[BEGIN Entries supplied]
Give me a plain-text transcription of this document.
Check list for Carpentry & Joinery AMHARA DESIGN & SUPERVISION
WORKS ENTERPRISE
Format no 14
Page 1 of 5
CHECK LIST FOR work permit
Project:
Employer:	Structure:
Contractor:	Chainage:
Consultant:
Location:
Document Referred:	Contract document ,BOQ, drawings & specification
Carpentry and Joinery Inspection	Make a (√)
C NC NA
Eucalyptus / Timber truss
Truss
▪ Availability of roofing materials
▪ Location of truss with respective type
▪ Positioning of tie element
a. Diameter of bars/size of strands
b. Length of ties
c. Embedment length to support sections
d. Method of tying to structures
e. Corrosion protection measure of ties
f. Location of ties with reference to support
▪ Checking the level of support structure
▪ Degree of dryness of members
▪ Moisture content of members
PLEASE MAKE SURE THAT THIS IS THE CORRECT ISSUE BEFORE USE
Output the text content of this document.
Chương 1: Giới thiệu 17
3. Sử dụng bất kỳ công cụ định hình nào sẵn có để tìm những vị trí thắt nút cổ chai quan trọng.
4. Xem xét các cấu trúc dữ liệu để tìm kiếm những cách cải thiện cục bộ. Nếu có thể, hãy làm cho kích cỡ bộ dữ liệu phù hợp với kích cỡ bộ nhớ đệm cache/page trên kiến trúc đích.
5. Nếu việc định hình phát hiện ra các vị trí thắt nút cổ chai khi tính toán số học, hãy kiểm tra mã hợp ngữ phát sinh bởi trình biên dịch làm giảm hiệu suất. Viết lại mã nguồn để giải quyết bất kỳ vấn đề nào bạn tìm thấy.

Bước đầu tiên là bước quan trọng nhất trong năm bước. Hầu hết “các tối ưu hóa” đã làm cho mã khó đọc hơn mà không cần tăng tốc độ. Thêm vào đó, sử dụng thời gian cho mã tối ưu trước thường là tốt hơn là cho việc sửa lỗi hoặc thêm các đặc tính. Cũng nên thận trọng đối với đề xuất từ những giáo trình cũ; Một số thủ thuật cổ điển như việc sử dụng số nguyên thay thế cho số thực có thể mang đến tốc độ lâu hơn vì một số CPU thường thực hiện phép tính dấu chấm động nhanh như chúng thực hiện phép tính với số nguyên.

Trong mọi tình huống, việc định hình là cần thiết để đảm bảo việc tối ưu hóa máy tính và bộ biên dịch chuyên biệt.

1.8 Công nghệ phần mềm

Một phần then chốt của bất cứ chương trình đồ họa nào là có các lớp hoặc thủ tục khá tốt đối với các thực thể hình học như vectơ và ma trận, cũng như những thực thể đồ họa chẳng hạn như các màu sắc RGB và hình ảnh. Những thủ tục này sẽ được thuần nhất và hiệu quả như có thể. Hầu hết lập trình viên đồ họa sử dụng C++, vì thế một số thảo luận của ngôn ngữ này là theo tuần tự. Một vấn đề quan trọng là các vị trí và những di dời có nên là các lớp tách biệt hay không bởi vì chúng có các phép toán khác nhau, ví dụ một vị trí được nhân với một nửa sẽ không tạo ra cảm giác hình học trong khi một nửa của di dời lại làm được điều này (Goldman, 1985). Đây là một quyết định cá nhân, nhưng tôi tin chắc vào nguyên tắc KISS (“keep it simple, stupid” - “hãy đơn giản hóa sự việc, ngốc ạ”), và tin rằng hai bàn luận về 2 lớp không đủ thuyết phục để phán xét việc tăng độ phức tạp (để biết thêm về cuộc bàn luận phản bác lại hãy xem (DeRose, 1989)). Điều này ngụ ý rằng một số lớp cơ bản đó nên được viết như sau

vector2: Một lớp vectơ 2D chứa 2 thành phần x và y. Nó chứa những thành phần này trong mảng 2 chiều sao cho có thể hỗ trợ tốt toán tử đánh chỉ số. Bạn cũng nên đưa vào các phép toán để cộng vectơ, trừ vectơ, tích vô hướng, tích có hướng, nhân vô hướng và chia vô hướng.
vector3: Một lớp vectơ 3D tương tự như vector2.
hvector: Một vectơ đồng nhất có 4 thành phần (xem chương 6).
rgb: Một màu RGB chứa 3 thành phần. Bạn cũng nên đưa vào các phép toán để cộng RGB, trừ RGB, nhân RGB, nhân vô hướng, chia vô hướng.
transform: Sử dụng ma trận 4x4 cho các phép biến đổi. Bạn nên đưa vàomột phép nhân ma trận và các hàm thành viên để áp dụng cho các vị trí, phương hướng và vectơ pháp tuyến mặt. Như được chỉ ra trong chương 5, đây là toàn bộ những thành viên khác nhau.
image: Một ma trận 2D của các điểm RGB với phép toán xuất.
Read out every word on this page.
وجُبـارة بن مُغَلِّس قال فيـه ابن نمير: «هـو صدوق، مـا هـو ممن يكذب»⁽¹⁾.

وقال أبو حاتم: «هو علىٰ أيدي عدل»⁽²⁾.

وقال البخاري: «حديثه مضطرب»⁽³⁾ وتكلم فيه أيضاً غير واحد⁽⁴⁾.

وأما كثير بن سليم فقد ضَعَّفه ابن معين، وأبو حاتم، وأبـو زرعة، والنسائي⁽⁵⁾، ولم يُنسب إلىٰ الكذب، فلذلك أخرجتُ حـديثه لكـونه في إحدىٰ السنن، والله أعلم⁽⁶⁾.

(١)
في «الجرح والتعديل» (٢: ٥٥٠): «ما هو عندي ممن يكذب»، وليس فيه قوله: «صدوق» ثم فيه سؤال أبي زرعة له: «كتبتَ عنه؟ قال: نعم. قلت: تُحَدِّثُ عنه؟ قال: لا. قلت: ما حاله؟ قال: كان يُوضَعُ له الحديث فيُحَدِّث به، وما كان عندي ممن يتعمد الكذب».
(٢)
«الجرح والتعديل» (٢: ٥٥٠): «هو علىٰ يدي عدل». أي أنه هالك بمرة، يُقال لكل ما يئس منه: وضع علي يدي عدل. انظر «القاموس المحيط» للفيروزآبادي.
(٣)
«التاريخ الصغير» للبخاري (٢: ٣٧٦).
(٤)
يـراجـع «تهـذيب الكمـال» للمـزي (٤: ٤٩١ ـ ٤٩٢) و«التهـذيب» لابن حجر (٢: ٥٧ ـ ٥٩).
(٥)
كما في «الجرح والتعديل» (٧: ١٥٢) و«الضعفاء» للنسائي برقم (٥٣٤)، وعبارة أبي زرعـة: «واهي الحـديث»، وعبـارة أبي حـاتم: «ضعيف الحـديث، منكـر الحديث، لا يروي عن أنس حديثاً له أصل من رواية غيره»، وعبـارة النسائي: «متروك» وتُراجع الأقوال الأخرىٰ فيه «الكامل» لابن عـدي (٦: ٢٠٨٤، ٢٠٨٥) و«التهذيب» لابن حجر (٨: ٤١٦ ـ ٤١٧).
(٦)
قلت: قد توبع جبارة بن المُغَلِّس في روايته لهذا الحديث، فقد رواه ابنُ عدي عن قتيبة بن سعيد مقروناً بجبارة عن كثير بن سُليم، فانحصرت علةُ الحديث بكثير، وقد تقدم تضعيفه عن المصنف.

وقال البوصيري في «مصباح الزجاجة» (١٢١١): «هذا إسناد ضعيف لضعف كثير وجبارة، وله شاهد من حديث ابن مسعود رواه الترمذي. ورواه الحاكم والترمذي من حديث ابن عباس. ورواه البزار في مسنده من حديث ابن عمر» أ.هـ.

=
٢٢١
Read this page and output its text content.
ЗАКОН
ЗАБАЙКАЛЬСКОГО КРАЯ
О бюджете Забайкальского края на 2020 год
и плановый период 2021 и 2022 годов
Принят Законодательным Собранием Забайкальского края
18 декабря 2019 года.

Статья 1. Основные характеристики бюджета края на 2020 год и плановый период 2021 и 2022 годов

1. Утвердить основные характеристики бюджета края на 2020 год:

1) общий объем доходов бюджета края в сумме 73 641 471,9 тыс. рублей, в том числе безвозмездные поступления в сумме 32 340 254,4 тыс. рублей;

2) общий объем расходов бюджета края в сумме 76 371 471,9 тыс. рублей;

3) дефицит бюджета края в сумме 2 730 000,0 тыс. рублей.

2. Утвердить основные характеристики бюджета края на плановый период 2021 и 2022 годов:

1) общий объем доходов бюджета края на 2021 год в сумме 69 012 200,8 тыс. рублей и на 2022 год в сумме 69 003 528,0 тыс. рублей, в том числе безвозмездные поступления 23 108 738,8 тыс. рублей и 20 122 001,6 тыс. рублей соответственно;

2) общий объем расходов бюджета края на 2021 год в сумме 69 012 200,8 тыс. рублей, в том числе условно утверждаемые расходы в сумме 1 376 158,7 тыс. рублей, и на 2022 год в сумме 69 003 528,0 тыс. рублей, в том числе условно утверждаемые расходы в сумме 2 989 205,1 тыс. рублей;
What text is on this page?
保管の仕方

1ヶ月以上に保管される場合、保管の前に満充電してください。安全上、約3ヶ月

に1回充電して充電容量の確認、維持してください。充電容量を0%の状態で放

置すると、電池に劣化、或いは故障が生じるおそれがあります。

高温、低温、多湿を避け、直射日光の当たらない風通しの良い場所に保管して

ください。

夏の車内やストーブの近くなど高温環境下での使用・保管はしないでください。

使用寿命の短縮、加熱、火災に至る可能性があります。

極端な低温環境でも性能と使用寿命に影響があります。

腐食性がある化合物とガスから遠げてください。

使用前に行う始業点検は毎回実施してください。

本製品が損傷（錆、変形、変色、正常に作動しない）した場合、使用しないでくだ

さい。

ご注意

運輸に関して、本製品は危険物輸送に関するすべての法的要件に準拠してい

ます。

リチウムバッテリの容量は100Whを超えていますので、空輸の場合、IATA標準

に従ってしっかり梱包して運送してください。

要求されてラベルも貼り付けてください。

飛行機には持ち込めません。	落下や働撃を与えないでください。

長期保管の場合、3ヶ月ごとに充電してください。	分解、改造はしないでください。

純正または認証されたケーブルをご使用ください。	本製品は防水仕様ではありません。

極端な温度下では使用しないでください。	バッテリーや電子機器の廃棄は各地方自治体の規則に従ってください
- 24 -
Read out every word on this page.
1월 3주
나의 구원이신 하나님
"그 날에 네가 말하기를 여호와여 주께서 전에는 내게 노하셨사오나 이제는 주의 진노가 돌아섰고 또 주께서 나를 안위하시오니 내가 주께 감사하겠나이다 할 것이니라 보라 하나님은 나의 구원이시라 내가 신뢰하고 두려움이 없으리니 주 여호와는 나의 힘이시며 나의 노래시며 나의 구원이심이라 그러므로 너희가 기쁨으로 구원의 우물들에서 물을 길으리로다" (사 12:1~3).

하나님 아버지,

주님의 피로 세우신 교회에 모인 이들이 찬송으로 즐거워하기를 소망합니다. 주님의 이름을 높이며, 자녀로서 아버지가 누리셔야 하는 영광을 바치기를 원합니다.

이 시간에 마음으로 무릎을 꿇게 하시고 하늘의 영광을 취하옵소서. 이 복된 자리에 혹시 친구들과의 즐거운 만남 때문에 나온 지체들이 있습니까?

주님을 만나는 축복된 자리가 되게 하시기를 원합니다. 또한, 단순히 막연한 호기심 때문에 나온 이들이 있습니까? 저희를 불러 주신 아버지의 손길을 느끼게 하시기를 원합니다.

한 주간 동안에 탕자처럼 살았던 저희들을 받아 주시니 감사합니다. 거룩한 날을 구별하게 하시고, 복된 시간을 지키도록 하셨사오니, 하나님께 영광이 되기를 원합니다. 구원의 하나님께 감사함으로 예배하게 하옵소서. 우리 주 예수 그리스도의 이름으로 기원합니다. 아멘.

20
[END Entries supplied]
**Short exercise:** Copy every line of the listing that contains the word "thực".

**Output of the task:**
Bước đầu tiên là bước quan trọng nhất trong năm bước. Hầu hết “các tối ưu hóa” đã làm cho mã khó đọc hơn mà không cần tăng tốc độ. Thêm vào đó, sử dụng thời gian cho mã tối ưu trước thường là tốt hơn là cho việc sửa lỗi hoặc thêm các đặc tính. Cũng nên thận trọng đối với đề xuất từ những giáo trình cũ; Một số thủ thuật cổ điển như việc sử dụng số nguyên thay thế cho số thực có thể mang đến tốc độ lâu hơn vì một số CPU thường thực hiện phép tính dấu chấm động nhanh như chúng thực hiện phép tính với số nguyên.
Một phần then chốt của bất cứ chương trình đồ họa nào là có các lớp hoặc thủ tục khá tốt đối với các thực thể hình học như vectơ và ma trận, cũng như những thực thể đồ họa chẳng hạn như các màu sắc RGB và hình ảnh. Những thủ tục này sẽ được thuần nhất và hiệu quả như có thể. Hầu hết lập trình viên đồ họa sử dụng C++, vì thế một số thảo luận của ngôn ngữ này là theo tuần tự. Một vấn đề quan trọng là các vị trí và những di dời có nên là các lớp tách biệt hay không bởi vì chúng có các phép toán khác nhau, ví dụ một vị trí được nhân với một nửa sẽ không tạo ra cảm giác hình học trong khi một nửa của di dời lại làm được điều này (Goldman, 1985). Đây là một quyết định cá nhân, nhưng tôi tin chắc vào nguyên tắc KISS (“keep it simple, stupid” - “hãy đơn giản hóa sự việc, ngốc ạ”), và tin rằng hai bàn luận về 2 lớp không đủ thuyết phục để phán xét việc tăng độ phức tạp (để biết thêm về cuộc bàn luận phản bác lại hãy xem (DeRose, 1989)). Điều này ngụ ý rằng một số lớp cơ bản đó nên được viết như sau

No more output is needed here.